OBJECTIVE:
All of the entries must be reproduced exactly, with no images carried over.

DATASET EXCERPTS:
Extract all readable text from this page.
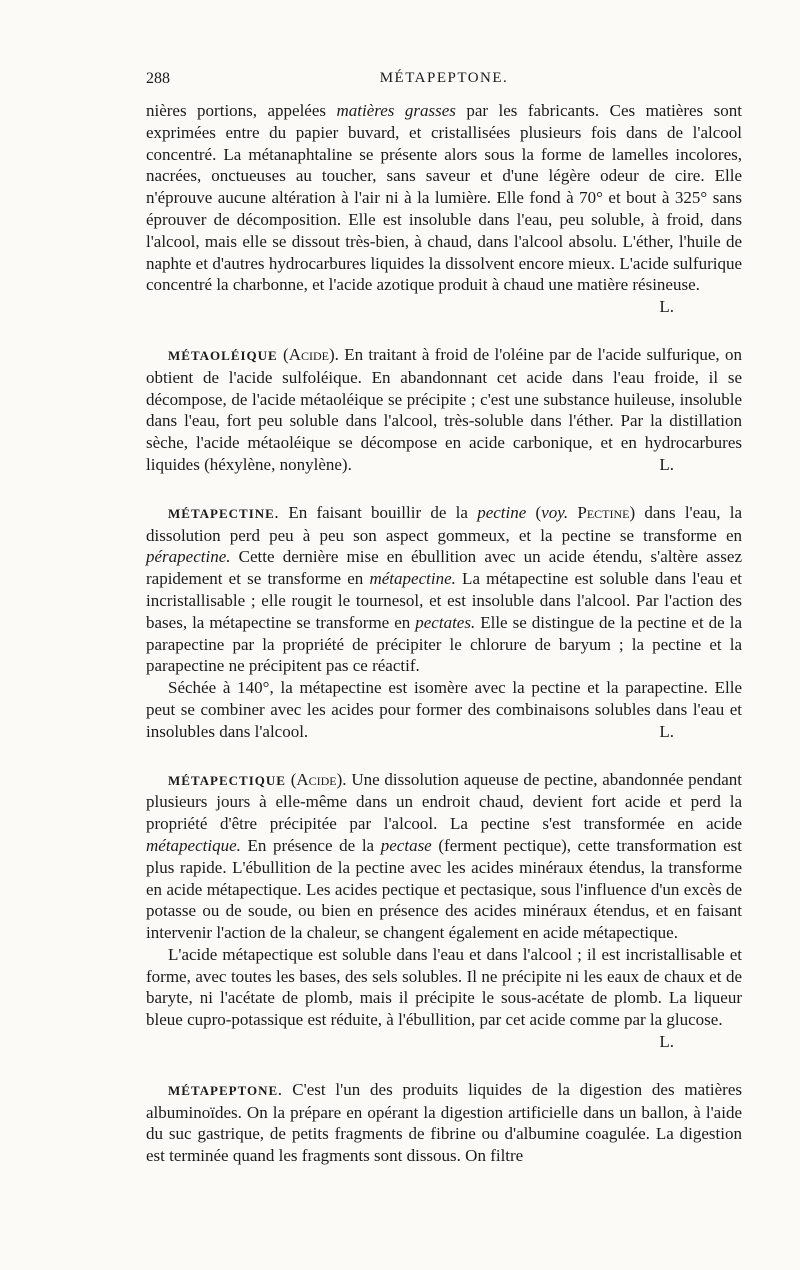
288	MÉTAPEPTONE.

nières portions, appelées matières grasses par les fabricants. Ces matières sont exprimées entre du papier buvard, et cristallisées plusieurs fois dans de l'alcool concentré. La métanaphtaline se présente alors sous la forme de lamelles incolores, nacrées, onctueuses au toucher, sans saveur et d'une légère odeur de cire. Elle n'éprouve aucune altération à l'air ni à la lumière. Elle fond à 70° et bout à 325° sans éprouver de décomposition. Elle est insoluble dans l'eau, peu soluble, à froid, dans l'alcool, mais elle se dissout très-bien, à chaud, dans l'alcool absolu. L'éther, l'huile de naphte et d'autres hydrocarbures liquides la dissolvent encore mieux. L'acide sulfurique concentré la charbonne, et l'acide azotique produit à chaud une matière résineuse.
L.

MÉTAOLÉIQUE (Acide). En traitant à froid de l'oléine par de l'acide sulfurique, on obtient de l'acide sulfoléique. En abandonnant cet acide dans l'eau froide, il se décompose, de l'acide métaoléique se précipite ; c'est une substance huileuse, insoluble dans l'eau, fort peu soluble dans l'alcool, très-soluble dans l'éther. Par la distillation sèche, l'acide métaoléique se décompose en acide carbonique, et en hydrocarbures liquides (héxylène, nonylène).	L.

MÉTAPECTINE. En faisant bouillir de la pectine (voy. Pectine) dans l'eau, la dissolution perd peu à peu son aspect gommeux, et la pectine se transforme en pérapectine. Cette dernière mise en ébullition avec un acide étendu, s'altère assez rapidement et se transforme en métapectine. La métapectine est soluble dans l'eau et incristallisable ; elle rougit le tournesol, et est insoluble dans l'alcool. Par l'action des bases, la métapectine se transforme en pectates. Elle se distingue de la pectine et de la parapectine par la propriété de précipiter le chlorure de baryum ; la pectine et la parapectine ne précipitent pas ce réactif.

Séchée à 140°, la métapectine est isomère avec la pectine et la parapectine. Elle peut se combiner avec les acides pour former des combinaisons solubles dans l'eau et insolubles dans l'alcool.	L.

MÉTAPECTIQUE (Acide). Une dissolution aqueuse de pectine, abandonnée pendant plusieurs jours à elle-même dans un endroit chaud, devient fort acide et perd la propriété d'être précipitée par l'alcool. La pectine s'est transformée en acide métapectique. En présence de la pectase (ferment pectique), cette transformation est plus rapide. L'ébullition de la pectine avec les acides minéraux étendus, la transforme en acide métapectique. Les acides pectique et pectasique, sous l'influence d'un excès de potasse ou de soude, ou bien en présence des acides minéraux étendus, et en faisant intervenir l'action de la chaleur, se changent également en acide métapectique.

L'acide métapectique est soluble dans l'eau et dans l'alcool ; il est incristallisable et forme, avec toutes les bases, des sels solubles. Il ne précipite ni les eaux de chaux et de baryte, ni l'acétate de plomb, mais il précipite le sous-acétate de plomb. La liqueur bleue cupro-potassique est réduite, à l'ébullition, par cet acide comme par la glucose.
L.

MÉTAPEPTONE. C'est l'un des produits liquides de la digestion des matières albuminoïdes. On la prépare en opérant la digestion artificielle dans un ballon, à l'aide du suc gastrique, de petits fragments de fibrine ou d'albumine coagulée. La digestion est terminée quand les fragments sont dissous. On filtre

WORKED SOLUTION:
Extract all readable text from this page.
288	MÉTAPEPTONE.

nières portions, appelées matières grasses par les fabricants. Ces matières sont exprimées entre du papier buvard, et cristallisées plusieurs fois dans de l'alcool concentré. La métanaphtaline se présente alors sous la forme de lamelles incolores, nacrées, onctueuses au toucher, sans saveur et d'une légère odeur de cire. Elle n'éprouve aucune altération à l'air ni à la lumière. Elle fond à 70° et bout à 325° sans éprouver de décomposition. Elle est insoluble dans l'eau, peu soluble, à froid, dans l'alcool, mais elle se dissout très-bien, à chaud, dans l'alcool absolu. L'éther, l'huile de naphte et d'autres hydrocarbures liquides la dissolvent encore mieux. L'acide sulfurique concentré la charbonne, et l'acide azotique produit à chaud une matière résineuse.
L.

MÉTAOLÉIQUE (Acide). En traitant à froid de l'oléine par de l'acide sulfurique, on obtient de l'acide sulfoléique. En abandonnant cet acide dans l'eau froide, il se décompose, de l'acide métaoléique se précipite ; c'est une substance huileuse, insoluble dans l'eau, fort peu soluble dans l'alcool, très-soluble dans l'éther. Par la distillation sèche, l'acide métaoléique se décompose en acide carbonique, et en hydrocarbures liquides (héxylène, nonylène).	L.

MÉTAPECTINE. En faisant bouillir de la pectine (voy. Pectine) dans l'eau, la dissolution perd peu à peu son aspect gommeux, et la pectine se transforme en pérapectine. Cette dernière mise en ébullition avec un acide étendu, s'altère assez rapidement et se transforme en métapectine. La métapectine est soluble dans l'eau et incristallisable ; elle rougit le tournesol, et est insoluble dans l'alcool. Par l'action des bases, la métapectine se transforme en pectates. Elle se distingue de la pectine et de la parapectine par la propriété de précipiter le chlorure de baryum ; la pectine et la parapectine ne précipitent pas ce réactif.

Séchée à 140°, la métapectine est isomère avec la pectine et la parapectine. Elle peut se combiner avec les acides pour former des combinaisons solubles dans l'eau et insolubles dans l'alcool.	L.

MÉTAPECTIQUE (Acide). Une dissolution aqueuse de pectine, abandonnée pendant plusieurs jours à elle-même dans un endroit chaud, devient fort acide et perd la propriété d'être précipitée par l'alcool. La pectine s'est transformée en acide métapectique. En présence de la pectase (ferment pectique), cette transformation est plus rapide. L'ébullition de la pectine avec les acides minéraux étendus, la transforme en acide métapectique. Les acides pectique et pectasique, sous l'influence d'un excès de potasse ou de soude, ou bien en présence des acides minéraux étendus, et en faisant intervenir l'action de la chaleur, se changent également en acide métapectique.

L'acide métapectique est soluble dans l'eau et dans l'alcool ; il est incristallisable et forme, avec toutes les bases, des sels solubles. Il ne précipite ni les eaux de chaux et de baryte, ni l'acétate de plomb, mais il précipite le sous-acétate de plomb. La liqueur bleue cupro-potassique est réduite, à l'ébullition, par cet acide comme par la glucose.
L.

MÉTAPEPTONE. C'est l'un des produits liquides de la digestion des matières albuminoïdes. On la prépare en opérant la digestion artificielle dans un ballon, à l'aide du suc gastrique, de petits fragments de fibrine ou d'albumine coagulée. La digestion est terminée quand les fragments sont dissous. On filtre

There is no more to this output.